Supplied material Block Start
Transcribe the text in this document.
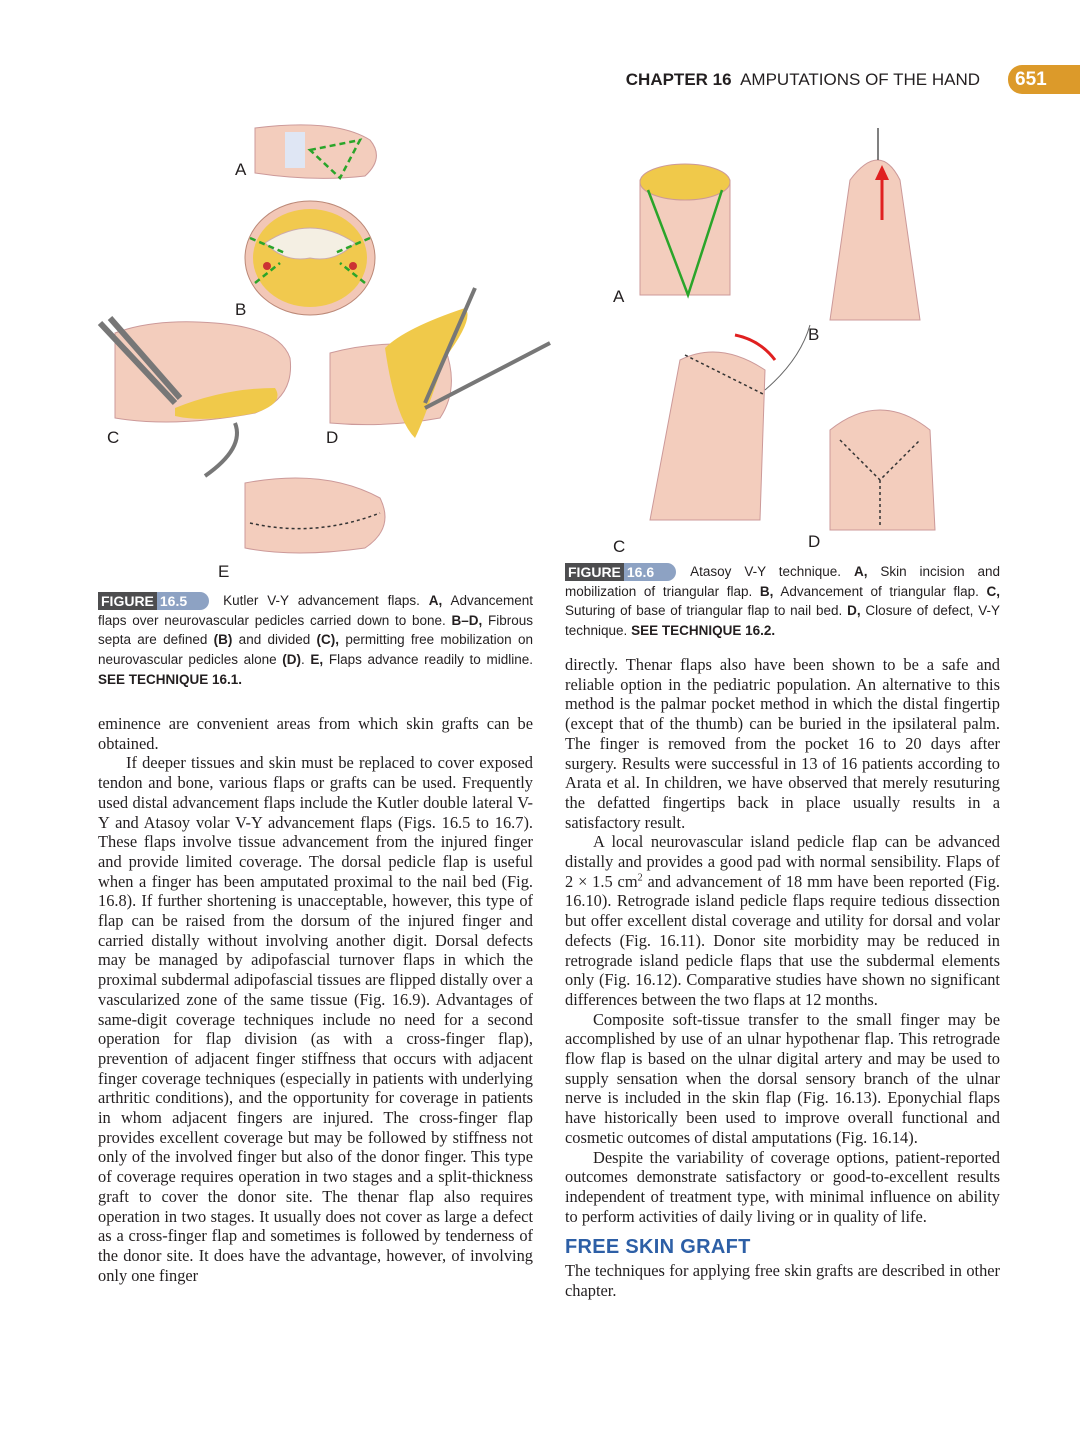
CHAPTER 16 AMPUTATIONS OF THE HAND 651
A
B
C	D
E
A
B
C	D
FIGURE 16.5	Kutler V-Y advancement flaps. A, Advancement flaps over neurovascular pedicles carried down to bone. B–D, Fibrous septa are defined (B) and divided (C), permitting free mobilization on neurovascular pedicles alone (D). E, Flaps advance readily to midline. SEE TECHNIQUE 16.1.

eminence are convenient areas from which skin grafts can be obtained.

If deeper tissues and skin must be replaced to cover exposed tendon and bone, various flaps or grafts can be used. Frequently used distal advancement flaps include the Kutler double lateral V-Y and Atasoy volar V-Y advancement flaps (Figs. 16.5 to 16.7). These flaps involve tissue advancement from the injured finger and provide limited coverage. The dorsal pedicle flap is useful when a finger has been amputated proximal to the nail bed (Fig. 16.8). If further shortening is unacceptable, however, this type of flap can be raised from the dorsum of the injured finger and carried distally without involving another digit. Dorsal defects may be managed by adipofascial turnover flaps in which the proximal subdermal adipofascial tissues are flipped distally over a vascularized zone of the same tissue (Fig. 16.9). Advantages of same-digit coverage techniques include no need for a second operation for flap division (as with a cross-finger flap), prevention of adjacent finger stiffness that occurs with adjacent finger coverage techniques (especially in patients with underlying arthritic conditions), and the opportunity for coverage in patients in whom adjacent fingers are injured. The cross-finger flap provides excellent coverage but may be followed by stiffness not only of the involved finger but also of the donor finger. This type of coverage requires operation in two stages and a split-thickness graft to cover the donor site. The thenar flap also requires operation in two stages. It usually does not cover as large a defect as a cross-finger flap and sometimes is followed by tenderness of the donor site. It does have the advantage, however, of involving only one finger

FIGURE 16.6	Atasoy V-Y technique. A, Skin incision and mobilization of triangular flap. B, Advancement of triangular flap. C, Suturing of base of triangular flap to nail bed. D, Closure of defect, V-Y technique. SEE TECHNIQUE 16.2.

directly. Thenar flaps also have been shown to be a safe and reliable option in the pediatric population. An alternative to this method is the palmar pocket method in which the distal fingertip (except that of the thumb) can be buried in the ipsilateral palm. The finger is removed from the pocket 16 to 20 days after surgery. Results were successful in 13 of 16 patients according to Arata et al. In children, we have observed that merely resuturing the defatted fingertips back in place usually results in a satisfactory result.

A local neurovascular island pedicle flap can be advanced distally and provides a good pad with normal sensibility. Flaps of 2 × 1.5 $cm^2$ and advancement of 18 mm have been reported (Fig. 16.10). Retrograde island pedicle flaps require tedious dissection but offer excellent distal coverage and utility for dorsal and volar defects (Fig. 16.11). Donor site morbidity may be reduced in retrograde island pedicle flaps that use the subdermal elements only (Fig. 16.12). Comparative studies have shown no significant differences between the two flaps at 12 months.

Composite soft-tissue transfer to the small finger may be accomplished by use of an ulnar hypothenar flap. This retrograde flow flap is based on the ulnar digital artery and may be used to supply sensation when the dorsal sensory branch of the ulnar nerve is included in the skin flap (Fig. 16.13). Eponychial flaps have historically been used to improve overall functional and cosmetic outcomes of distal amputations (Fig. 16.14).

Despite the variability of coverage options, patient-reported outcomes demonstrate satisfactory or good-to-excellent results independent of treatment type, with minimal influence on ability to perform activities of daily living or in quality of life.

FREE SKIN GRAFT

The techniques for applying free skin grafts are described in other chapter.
Supplied material Block End
> [Your task]:
Are you able to set down all the lines above exactly, without any pictures?

> [Output of the exercise]:
Transcribe the text in this document.
CHAPTER 16 AMPUTATIONS OF THE HAND 651
A
B
C	D
E
A
B
C	D
FIGURE 16.5	Kutler V-Y advancement flaps. A, Advancement flaps over neurovascular pedicles carried down to bone. B–D, Fibrous septa are defined (B) and divided (C), permitting free mobilization on neurovascular pedicles alone (D). E, Flaps advance readily to midline. SEE TECHNIQUE 16.1.

eminence are convenient areas from which skin grafts can be obtained.

If deeper tissues and skin must be replaced to cover exposed tendon and bone, various flaps or grafts can be used. Frequently used distal advancement flaps include the Kutler double lateral V-Y and Atasoy volar V-Y advancement flaps (Figs. 16.5 to 16.7). These flaps involve tissue advancement from the injured finger and provide limited coverage. The dorsal pedicle flap is useful when a finger has been amputated proximal to the nail bed (Fig. 16.8). If further shortening is unacceptable, however, this type of flap can be raised from the dorsum of the injured finger and carried distally without involving another digit. Dorsal defects may be managed by adipofascial turnover flaps in which the proximal subdermal adipofascial tissues are flipped distally over a vascularized zone of the same tissue (Fig. 16.9). Advantages of same-digit coverage techniques include no need for a second operation for flap division (as with a cross-finger flap), prevention of adjacent finger stiffness that occurs with adjacent finger coverage techniques (especially in patients with underlying arthritic conditions), and the opportunity for coverage in patients in whom adjacent fingers are injured. The cross-finger flap provides excellent coverage but may be followed by stiffness not only of the involved finger but also of the donor finger. This type of coverage requires operation in two stages and a split-thickness graft to cover the donor site. The thenar flap also requires operation in two stages. It usually does not cover as large a defect as a cross-finger flap and sometimes is followed by tenderness of the donor site. It does have the advantage, however, of involving only one finger

FIGURE 16.6	Atasoy V-Y technique. A, Skin incision and mobilization of triangular flap. B, Advancement of triangular flap. C, Suturing of base of triangular flap to nail bed. D, Closure of defect, V-Y technique. SEE TECHNIQUE 16.2.

directly. Thenar flaps also have been shown to be a safe and reliable option in the pediatric population. An alternative to this method is the palmar pocket method in which the distal fingertip (except that of the thumb) can be buried in the ipsilateral palm. The finger is removed from the pocket 16 to 20 days after surgery. Results were successful in 13 of 16 patients according to Arata et al. In children, we have observed that merely resuturing the defatted fingertips back in place usually results in a satisfactory result.

A local neurovascular island pedicle flap can be advanced distally and provides a good pad with normal sensibility. Flaps of 2 × 1.5 $cm^2$ and advancement of 18 mm have been reported (Fig. 16.10). Retrograde island pedicle flaps require tedious dissection but offer excellent distal coverage and utility for dorsal and volar defects (Fig. 16.11). Donor site morbidity may be reduced in retrograde island pedicle flaps that use the subdermal elements only (Fig. 16.12). Comparative studies have shown no significant differences between the two flaps at 12 months.

Composite soft-tissue transfer to the small finger may be accomplished by use of an ulnar hypothenar flap. This retrograde flow flap is based on the ulnar digital artery and may be used to supply sensation when the dorsal sensory branch of the ulnar nerve is included in the skin flap (Fig. 16.13). Eponychial flaps have historically been used to improve overall functional and cosmetic outcomes of distal amputations (Fig. 16.14).

Despite the variability of coverage options, patient-reported outcomes demonstrate satisfactory or good-to-excellent results independent of treatment type, with minimal influence on ability to perform activities of daily living or in quality of life.

FREE SKIN GRAFT

The techniques for applying free skin grafts are described in other chapter.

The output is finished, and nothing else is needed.